#### Record set
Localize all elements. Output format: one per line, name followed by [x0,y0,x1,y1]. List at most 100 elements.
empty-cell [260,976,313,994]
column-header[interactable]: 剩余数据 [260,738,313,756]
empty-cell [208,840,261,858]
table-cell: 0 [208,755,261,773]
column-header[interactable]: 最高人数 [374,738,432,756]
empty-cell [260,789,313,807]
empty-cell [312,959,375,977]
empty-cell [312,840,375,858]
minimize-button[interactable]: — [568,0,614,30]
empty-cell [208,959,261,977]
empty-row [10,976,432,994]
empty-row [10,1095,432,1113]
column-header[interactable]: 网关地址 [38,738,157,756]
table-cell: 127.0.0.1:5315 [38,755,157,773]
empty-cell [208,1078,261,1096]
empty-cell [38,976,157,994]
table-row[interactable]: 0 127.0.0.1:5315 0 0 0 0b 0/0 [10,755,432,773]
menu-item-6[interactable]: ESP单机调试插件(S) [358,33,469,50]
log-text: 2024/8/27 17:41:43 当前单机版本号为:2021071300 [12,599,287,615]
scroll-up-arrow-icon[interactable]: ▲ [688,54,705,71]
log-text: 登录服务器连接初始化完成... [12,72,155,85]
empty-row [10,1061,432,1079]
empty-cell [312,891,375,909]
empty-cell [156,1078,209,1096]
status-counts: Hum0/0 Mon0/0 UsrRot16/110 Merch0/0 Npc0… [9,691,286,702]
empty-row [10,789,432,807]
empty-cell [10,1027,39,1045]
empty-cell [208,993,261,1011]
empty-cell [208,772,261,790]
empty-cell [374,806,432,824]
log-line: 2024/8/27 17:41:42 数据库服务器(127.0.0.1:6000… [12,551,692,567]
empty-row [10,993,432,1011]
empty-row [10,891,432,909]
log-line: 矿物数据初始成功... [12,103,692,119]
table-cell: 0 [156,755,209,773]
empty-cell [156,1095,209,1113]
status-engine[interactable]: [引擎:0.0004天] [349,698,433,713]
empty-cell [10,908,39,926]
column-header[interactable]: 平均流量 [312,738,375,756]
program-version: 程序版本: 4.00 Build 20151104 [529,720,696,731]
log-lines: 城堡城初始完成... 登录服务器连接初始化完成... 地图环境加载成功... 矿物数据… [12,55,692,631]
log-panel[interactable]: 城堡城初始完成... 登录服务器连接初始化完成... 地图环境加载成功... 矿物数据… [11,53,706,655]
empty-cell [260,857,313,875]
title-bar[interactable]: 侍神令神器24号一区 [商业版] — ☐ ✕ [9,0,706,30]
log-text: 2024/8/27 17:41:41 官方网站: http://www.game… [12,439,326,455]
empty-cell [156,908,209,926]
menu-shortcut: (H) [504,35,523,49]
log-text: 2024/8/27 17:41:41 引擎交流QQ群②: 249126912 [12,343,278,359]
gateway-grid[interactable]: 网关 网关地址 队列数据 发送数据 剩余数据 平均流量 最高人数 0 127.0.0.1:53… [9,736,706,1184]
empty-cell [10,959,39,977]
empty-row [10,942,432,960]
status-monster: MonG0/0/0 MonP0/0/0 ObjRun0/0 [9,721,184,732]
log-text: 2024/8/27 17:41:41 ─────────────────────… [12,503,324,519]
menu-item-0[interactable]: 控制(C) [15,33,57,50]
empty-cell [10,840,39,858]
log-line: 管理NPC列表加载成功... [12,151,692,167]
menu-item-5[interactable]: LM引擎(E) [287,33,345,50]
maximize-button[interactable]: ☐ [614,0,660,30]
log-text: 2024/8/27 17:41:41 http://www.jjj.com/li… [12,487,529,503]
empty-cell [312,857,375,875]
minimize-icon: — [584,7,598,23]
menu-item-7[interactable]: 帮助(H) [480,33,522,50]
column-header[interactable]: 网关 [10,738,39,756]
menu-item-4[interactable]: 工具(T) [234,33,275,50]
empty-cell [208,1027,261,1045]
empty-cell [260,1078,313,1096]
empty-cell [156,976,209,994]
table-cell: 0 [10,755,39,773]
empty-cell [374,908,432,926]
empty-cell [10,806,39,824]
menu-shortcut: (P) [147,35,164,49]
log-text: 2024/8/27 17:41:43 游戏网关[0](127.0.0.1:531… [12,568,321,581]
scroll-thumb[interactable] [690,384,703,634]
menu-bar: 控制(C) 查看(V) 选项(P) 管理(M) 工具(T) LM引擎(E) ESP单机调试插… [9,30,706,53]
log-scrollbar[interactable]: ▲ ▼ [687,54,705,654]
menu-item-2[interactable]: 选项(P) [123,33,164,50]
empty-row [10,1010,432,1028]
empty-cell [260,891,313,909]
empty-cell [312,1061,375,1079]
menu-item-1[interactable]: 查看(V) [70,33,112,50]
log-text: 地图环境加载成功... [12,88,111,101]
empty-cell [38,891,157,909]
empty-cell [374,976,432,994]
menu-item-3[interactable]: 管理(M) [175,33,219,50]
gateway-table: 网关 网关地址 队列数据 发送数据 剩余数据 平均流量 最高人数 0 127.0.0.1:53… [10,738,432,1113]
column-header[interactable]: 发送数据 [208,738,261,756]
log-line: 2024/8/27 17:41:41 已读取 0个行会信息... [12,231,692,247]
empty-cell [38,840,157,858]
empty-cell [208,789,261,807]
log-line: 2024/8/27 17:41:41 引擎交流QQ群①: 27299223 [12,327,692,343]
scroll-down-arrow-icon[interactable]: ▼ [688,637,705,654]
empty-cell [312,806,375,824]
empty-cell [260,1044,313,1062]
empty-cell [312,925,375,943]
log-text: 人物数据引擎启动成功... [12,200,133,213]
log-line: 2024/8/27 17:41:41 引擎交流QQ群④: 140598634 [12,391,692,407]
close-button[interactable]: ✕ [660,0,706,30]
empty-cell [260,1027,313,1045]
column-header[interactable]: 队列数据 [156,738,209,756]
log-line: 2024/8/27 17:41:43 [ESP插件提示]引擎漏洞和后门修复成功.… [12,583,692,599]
########
Problem to solve
Reproduce the data above verbatim, keeping every line unchanged and in its original order.

The reply
Localize all elements. Output format: one per line, name followed by [x0,y0,x1,y1]. List at most 100 elements.
empty-cell [260,976,313,994]
column-header[interactable]: 剩余数据 [260,738,313,756]
empty-cell [208,840,261,858]
table-cell: 0 [208,755,261,773]
column-header[interactable]: 最高人数 [374,738,432,756]
empty-cell [260,789,313,807]
empty-cell [312,959,375,977]
empty-cell [312,840,375,858]
minimize-button[interactable]: — [568,0,614,30]
empty-cell [208,959,261,977]
empty-row [10,976,432,994]
empty-row [10,1095,432,1113]
column-header[interactable]: 网关地址 [38,738,157,756]
table-cell: 127.0.0.1:5315 [38,755,157,773]
empty-cell [208,1078,261,1096]
empty-cell [38,976,157,994]
table-row[interactable]: 0 127.0.0.1:5315 0 0 0 0b 0/0 [10,755,432,773]
menu-item-6[interactable]: ESP单机调试插件(S) [358,33,469,50]
log-text: 2024/8/27 17:41:43 当前单机版本号为:2021071300 [12,599,287,615]
scroll-up-arrow-icon[interactable]: ▲ [688,54,705,71]
log-text: 登录服务器连接初始化完成... [12,72,155,85]
empty-row [10,1061,432,1079]
empty-cell [312,891,375,909]
empty-cell [156,1078,209,1096]
status-counts: Hum0/0 Mon0/0 UsrRot16/110 Merch0/0 Npc0… [9,691,286,702]
empty-row [10,789,432,807]
empty-cell [10,1027,39,1045]
empty-cell [208,993,261,1011]
empty-cell [208,772,261,790]
empty-cell [374,806,432,824]
log-line: 2024/8/27 17:41:42 数据库服务器(127.0.0.1:6000… [12,551,692,567]
empty-row [10,993,432,1011]
empty-row [10,891,432,909]
log-line: 矿物数据初始成功... [12,103,692,119]
table-cell: 0 [156,755,209,773]
empty-cell [156,1095,209,1113]
status-engine[interactable]: [引擎:0.0004天] [349,698,433,713]
empty-cell [10,908,39,926]
column-header[interactable]: 平均流量 [312,738,375,756]
program-version: 程序版本: 4.00 Build 20151104 [529,720,696,731]
log-lines: 城堡城初始完成... 登录服务器连接初始化完成... 地图环境加载成功... 矿物数据… [12,55,692,631]
log-panel[interactable]: 城堡城初始完成... 登录服务器连接初始化完成... 地图环境加载成功... 矿物数据… [11,53,706,655]
empty-cell [260,857,313,875]
title-bar[interactable]: 侍神令神器24号一区 [商业版] — ☐ ✕ [9,0,706,30]
log-text: 2024/8/27 17:41:41 官方网站: http://www.game… [12,439,326,455]
empty-cell [156,908,209,926]
menu-shortcut: (H) [504,35,523,49]
log-text: 2024/8/27 17:41:41 引擎交流QQ群②: 249126912 [12,343,278,359]
gateway-grid[interactable]: 网关 网关地址 队列数据 发送数据 剩余数据 平均流量 最高人数 0 127.0.0.1:53… [9,736,706,1184]
empty-cell [10,959,39,977]
empty-row [10,942,432,960]
status-monster: MonG0/0/0 MonP0/0/0 ObjRun0/0 [9,721,184,732]
log-text: 2024/8/27 17:41:41 ─────────────────────… [12,503,324,519]
menu-item-0[interactable]: 控制(C) [15,33,57,50]
empty-cell [10,840,39,858]
log-line: 管理NPC列表加载成功... [12,151,692,167]
menu-item-5[interactable]: LM引擎(E) [287,33,345,50]
maximize-button[interactable]: ☐ [614,0,660,30]
log-text: 2024/8/27 17:41:41 http://www.jjj.com/li… [12,487,529,503]
empty-cell [312,857,375,875]
minimize-icon: — [584,7,598,23]
menu-item-7[interactable]: 帮助(H) [480,33,522,50]
column-header[interactable]: 网关 [10,738,39,756]
menu-item-4[interactable]: 工具(T) [234,33,275,50]
empty-cell [208,1027,261,1045]
empty-cell [260,1078,313,1096]
empty-cell [156,976,209,994]
table-cell: 0 [10,755,39,773]
empty-cell [374,908,432,926]
empty-cell [10,806,39,824]
menu-shortcut: (P) [147,35,164,49]
log-text: 2024/8/27 17:41:43 游戏网关[0](127.0.0.1:531… [12,568,321,581]
scroll-thumb[interactable] [690,384,703,634]
menu-bar: 控制(C) 查看(V) 选项(P) 管理(M) 工具(T) LM引擎(E) ESP单机调试插… [9,30,706,53]
log-scrollbar[interactable]: ▲ ▼ [687,54,705,654]
menu-item-2[interactable]: 选项(P) [123,33,164,50]
empty-row [10,1010,432,1028]
empty-cell [260,891,313,909]
empty-cell [312,1061,375,1079]
menu-item-1[interactable]: 查看(V) [70,33,112,50]
log-text: 地图环境加载成功... [12,88,111,101]
empty-cell [38,891,157,909]
empty-cell [374,976,432,994]
menu-item-3[interactable]: 管理(M) [175,33,219,50]
gateway-table: 网关 网关地址 队列数据 发送数据 剩余数据 平均流量 最高人数 0 127.0.0.1:53… [10,738,432,1113]
column-header[interactable]: 发送数据 [208,738,261,756]
log-line: 2024/8/27 17:41:41 已读取 0个行会信息... [12,231,692,247]
empty-cell [38,840,157,858]
empty-cell [208,789,261,807]
log-line: 2024/8/27 17:41:41 引擎交流QQ群①: 27299223 [12,327,692,343]
scroll-down-arrow-icon[interactable]: ▼ [688,637,705,654]
empty-cell [312,806,375,824]
empty-cell [260,1044,313,1062]
empty-cell [312,925,375,943]
log-text: 人物数据引擎启动成功... [12,200,133,213]
log-line: 2024/8/27 17:41:41 引擎交流QQ群④: 140598634 [12,391,692,407]
close-button[interactable]: ✕ [660,0,706,30]
empty-cell [260,1027,313,1045]
column-header[interactable]: 队列数据 [156,738,209,756]
log-line: 2024/8/27 17:41:43 [ESP插件提示]引擎漏洞和后门修复成功.… [12,583,692,599]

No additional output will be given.